=== WHAT IS EXPECTED ===
Find the line containing "Read out every word on this page.", then return it and every line after it through the end of the records, exactly. Leave out pictures.

Collected data:

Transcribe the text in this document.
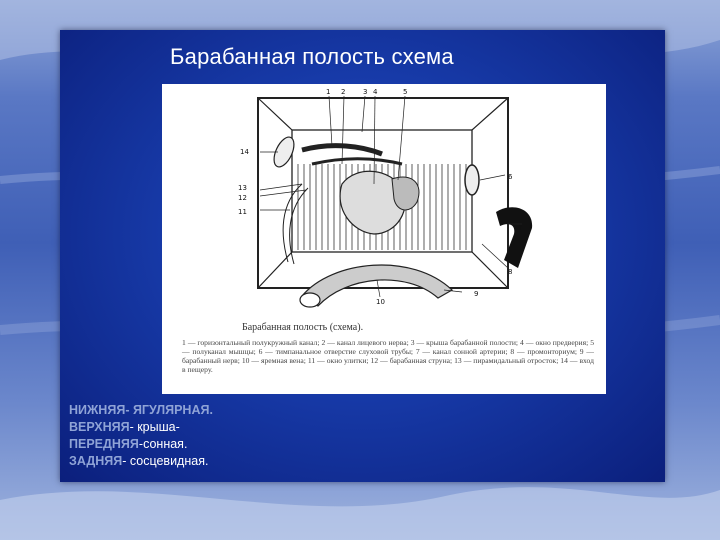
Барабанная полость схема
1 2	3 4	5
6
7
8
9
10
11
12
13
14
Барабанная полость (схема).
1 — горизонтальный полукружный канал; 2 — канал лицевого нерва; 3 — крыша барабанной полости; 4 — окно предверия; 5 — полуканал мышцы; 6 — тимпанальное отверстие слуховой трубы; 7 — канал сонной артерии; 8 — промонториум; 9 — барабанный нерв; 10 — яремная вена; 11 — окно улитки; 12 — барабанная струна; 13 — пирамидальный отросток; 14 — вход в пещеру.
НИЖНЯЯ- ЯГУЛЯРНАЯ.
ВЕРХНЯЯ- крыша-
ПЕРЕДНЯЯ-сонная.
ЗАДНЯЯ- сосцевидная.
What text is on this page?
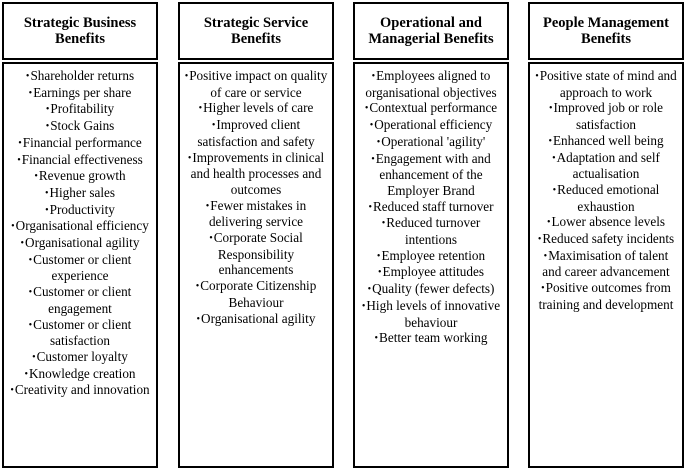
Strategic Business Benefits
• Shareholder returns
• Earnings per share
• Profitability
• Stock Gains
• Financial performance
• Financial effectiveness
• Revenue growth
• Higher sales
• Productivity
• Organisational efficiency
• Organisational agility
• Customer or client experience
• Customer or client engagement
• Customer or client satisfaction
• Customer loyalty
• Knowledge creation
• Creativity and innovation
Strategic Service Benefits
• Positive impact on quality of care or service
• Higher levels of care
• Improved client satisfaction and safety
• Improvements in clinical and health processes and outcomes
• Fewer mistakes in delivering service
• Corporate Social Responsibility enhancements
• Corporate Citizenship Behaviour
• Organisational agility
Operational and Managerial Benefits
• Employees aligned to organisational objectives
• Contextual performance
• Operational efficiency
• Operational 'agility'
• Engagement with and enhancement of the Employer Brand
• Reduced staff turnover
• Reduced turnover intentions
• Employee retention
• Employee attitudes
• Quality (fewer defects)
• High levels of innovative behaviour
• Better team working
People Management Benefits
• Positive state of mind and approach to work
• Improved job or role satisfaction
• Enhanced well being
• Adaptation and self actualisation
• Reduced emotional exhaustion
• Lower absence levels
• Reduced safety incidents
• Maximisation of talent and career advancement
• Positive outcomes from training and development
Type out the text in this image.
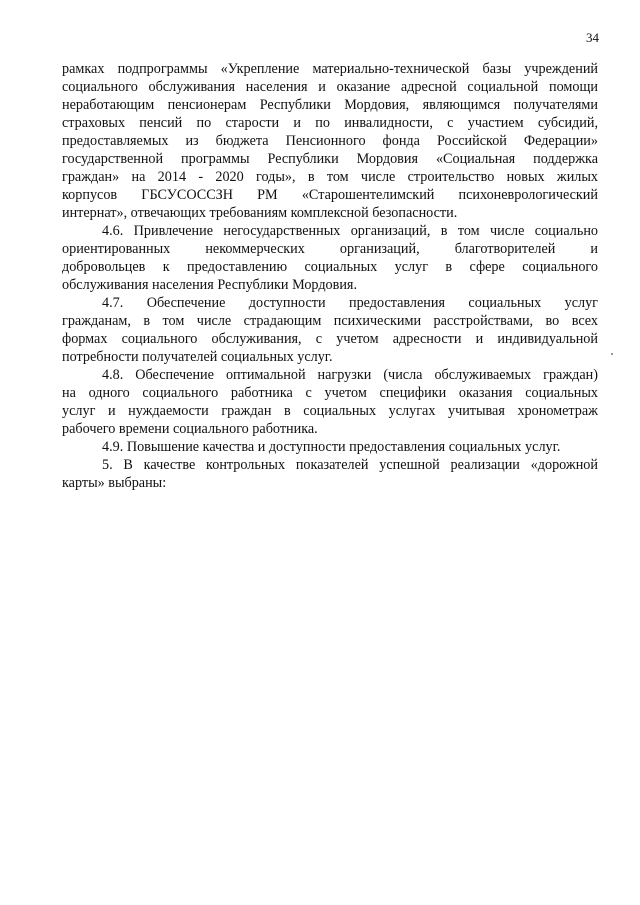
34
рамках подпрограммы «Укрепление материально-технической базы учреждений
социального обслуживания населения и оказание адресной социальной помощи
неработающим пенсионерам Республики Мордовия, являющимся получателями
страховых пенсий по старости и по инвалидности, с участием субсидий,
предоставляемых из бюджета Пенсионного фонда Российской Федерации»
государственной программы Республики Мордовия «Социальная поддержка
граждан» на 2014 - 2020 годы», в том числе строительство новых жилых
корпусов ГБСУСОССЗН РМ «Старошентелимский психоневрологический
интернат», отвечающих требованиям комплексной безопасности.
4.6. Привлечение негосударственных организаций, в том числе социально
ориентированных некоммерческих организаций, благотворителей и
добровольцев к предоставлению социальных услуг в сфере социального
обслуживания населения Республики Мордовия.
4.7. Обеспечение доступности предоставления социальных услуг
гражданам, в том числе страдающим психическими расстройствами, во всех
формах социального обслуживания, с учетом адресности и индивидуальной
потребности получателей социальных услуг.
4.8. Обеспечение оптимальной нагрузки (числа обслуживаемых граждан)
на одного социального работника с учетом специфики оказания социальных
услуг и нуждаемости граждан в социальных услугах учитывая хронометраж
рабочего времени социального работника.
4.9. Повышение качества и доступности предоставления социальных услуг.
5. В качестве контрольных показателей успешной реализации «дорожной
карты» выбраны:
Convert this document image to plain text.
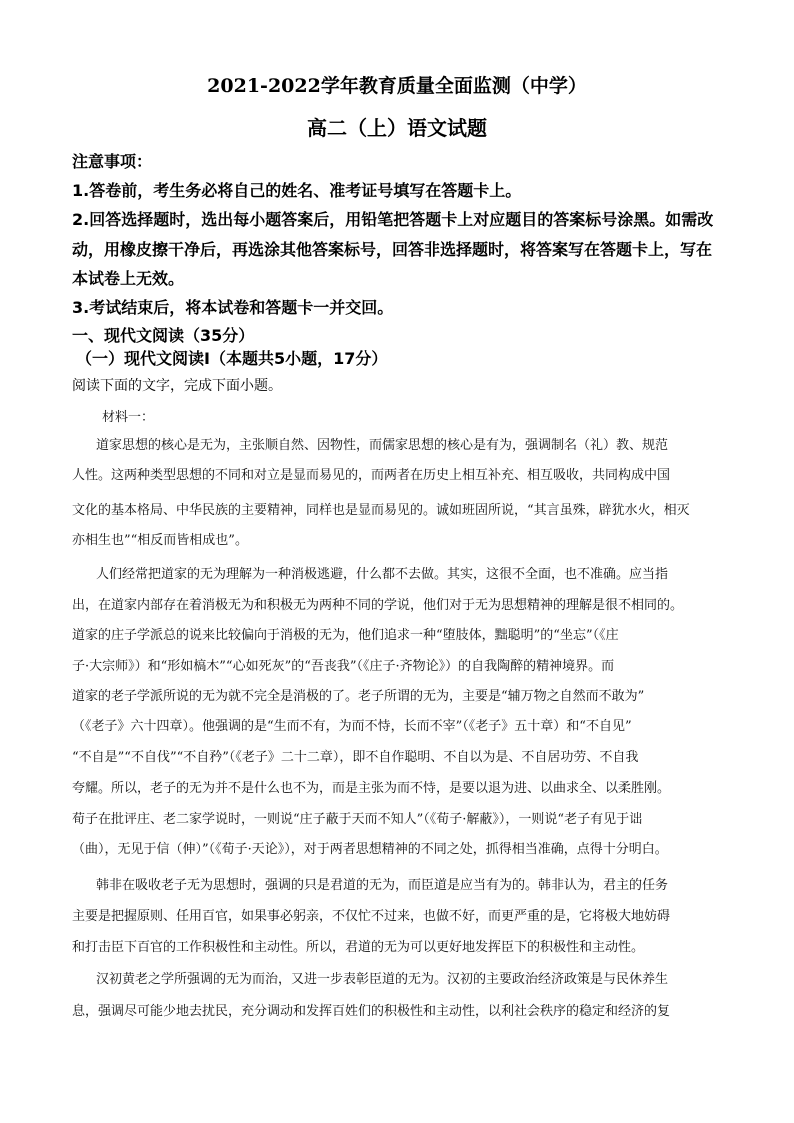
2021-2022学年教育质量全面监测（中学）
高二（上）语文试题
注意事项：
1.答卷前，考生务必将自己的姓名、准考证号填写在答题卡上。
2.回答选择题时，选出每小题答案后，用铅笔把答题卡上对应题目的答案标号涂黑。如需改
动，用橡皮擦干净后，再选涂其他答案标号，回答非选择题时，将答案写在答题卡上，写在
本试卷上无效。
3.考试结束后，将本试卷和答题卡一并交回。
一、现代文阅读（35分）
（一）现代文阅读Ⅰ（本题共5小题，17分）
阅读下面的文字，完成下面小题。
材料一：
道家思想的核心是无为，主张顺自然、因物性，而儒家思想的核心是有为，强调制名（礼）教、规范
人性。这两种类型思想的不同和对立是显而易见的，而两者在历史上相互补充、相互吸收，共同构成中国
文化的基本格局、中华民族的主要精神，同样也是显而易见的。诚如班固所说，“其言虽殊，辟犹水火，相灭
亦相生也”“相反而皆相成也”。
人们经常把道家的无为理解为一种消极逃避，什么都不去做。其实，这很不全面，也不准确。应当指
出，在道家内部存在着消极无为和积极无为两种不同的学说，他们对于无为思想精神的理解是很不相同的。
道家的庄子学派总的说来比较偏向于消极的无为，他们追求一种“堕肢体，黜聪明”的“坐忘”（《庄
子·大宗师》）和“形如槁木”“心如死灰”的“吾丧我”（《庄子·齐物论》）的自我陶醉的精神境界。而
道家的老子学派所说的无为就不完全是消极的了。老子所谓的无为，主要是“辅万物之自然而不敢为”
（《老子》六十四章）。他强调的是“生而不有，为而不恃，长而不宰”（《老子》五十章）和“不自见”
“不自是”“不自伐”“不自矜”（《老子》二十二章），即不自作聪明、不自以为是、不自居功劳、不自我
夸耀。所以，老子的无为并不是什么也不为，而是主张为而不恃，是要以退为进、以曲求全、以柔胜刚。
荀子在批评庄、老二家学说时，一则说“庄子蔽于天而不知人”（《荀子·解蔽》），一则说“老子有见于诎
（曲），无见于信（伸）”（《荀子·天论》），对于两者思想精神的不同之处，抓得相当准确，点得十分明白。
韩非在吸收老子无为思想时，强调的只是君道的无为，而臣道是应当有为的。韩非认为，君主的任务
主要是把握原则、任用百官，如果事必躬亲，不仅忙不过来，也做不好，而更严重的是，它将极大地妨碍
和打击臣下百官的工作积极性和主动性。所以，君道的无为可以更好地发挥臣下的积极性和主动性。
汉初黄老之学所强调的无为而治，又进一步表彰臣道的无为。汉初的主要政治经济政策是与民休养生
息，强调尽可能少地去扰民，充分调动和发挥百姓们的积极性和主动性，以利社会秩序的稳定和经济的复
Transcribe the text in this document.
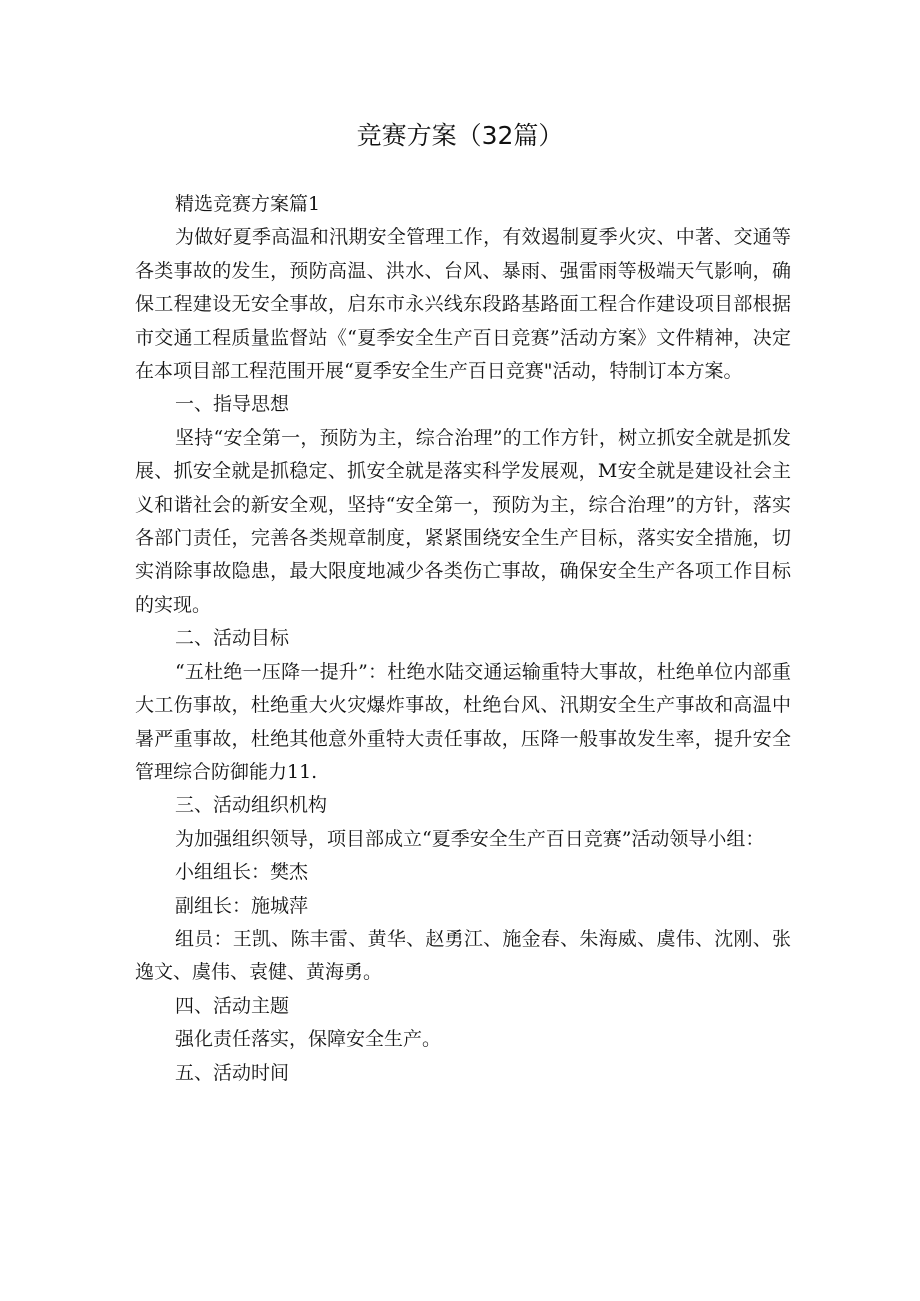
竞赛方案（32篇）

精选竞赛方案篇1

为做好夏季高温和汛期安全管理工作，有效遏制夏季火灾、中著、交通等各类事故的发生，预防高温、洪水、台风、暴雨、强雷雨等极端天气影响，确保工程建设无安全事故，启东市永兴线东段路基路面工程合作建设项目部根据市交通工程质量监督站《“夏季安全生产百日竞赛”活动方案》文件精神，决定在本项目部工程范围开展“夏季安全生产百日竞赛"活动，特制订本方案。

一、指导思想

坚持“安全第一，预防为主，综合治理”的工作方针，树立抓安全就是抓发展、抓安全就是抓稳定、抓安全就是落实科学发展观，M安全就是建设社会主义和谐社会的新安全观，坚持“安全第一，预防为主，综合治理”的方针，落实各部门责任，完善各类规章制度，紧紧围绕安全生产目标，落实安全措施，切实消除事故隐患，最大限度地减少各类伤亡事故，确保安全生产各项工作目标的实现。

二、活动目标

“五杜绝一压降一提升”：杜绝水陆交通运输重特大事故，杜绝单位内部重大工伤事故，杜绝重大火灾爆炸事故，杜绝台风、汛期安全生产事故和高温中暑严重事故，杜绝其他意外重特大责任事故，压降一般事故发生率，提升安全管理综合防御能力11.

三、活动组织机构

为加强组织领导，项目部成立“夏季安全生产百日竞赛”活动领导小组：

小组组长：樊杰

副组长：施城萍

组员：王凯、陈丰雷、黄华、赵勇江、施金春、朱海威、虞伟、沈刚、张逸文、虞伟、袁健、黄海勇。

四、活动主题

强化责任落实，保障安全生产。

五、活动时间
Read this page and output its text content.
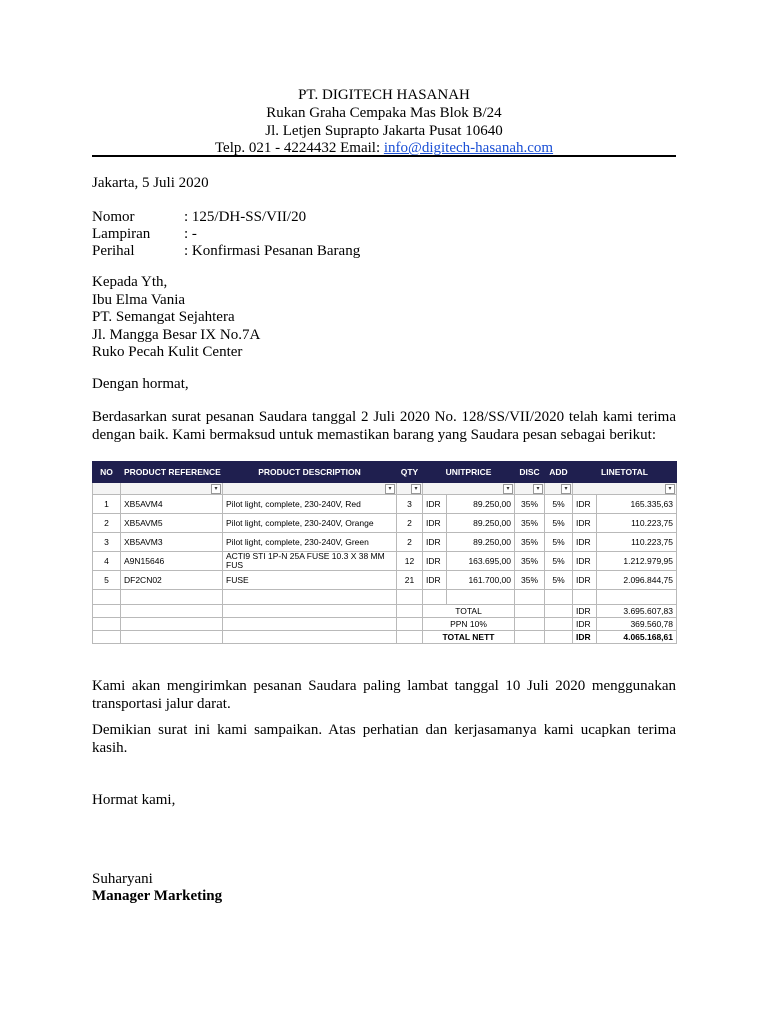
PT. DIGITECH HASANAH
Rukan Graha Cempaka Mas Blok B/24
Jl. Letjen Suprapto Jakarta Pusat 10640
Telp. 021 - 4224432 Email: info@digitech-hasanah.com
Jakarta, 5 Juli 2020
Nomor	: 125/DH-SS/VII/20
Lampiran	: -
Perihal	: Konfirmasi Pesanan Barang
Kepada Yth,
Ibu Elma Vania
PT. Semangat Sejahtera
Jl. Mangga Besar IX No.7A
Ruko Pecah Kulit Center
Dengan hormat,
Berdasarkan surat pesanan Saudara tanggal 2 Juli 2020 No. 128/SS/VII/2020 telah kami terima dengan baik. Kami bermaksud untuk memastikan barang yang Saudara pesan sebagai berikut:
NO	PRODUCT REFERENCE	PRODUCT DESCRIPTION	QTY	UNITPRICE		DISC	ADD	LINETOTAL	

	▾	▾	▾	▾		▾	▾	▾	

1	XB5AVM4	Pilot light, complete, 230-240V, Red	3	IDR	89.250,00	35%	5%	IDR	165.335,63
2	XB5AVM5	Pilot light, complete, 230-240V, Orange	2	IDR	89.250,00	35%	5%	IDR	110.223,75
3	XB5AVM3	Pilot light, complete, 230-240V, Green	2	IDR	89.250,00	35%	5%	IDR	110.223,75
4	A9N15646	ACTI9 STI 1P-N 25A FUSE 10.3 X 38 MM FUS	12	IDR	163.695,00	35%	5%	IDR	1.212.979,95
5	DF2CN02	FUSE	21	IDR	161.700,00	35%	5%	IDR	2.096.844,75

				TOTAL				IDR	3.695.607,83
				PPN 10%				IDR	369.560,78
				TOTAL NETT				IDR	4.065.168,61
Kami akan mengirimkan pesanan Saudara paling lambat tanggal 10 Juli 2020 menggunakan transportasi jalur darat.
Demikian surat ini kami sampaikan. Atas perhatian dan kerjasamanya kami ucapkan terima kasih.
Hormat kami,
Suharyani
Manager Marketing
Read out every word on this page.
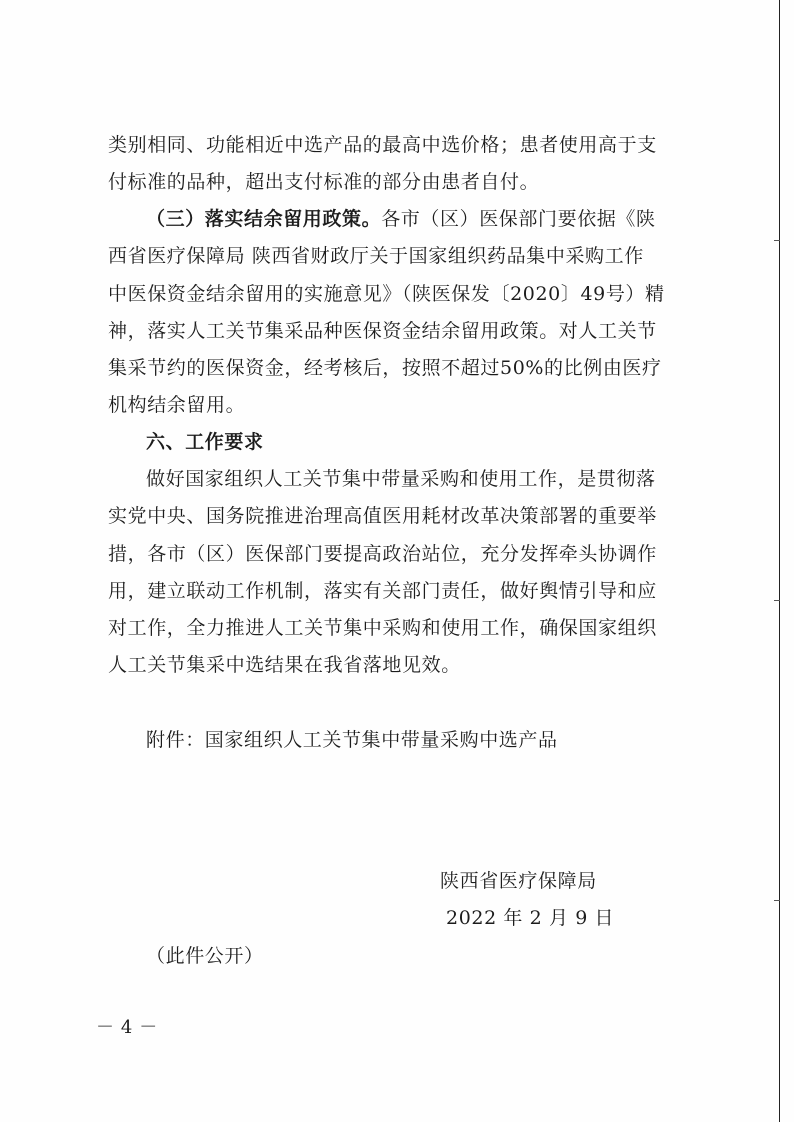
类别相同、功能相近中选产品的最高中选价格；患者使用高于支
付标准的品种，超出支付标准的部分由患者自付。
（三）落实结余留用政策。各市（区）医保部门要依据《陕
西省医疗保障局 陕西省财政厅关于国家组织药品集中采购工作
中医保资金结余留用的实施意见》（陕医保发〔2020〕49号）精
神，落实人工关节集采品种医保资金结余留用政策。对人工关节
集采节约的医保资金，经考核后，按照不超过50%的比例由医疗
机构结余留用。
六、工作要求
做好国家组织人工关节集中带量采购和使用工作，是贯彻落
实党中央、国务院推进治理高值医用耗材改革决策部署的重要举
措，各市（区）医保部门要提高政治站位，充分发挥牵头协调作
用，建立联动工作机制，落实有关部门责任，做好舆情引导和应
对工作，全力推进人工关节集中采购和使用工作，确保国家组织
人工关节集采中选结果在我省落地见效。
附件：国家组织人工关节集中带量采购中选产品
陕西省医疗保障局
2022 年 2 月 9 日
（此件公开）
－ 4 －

=== TASK RESPONSE ===
Read out every word on this page.
类别相同、功能相近中选产品的最高中选价格；患者使用高于支
付标准的品种，超出支付标准的部分由患者自付。
（三）落实结余留用政策。各市（区）医保部门要依据《陕
西省医疗保障局 陕西省财政厅关于国家组织药品集中采购工作
中医保资金结余留用的实施意见》（陕医保发〔2020〕49号）精
神，落实人工关节集采品种医保资金结余留用政策。对人工关节
集采节约的医保资金，经考核后，按照不超过50%的比例由医疗
机构结余留用。
六、工作要求
做好国家组织人工关节集中带量采购和使用工作，是贯彻落
实党中央、国务院推进治理高值医用耗材改革决策部署的重要举
措，各市（区）医保部门要提高政治站位，充分发挥牵头协调作
用，建立联动工作机制，落实有关部门责任，做好舆情引导和应
对工作，全力推进人工关节集中采购和使用工作，确保国家组织
人工关节集采中选结果在我省落地见效。
附件：国家组织人工关节集中带量采购中选产品
陕西省医疗保障局
2022 年 2 月 9 日
（此件公开）
－ 4 －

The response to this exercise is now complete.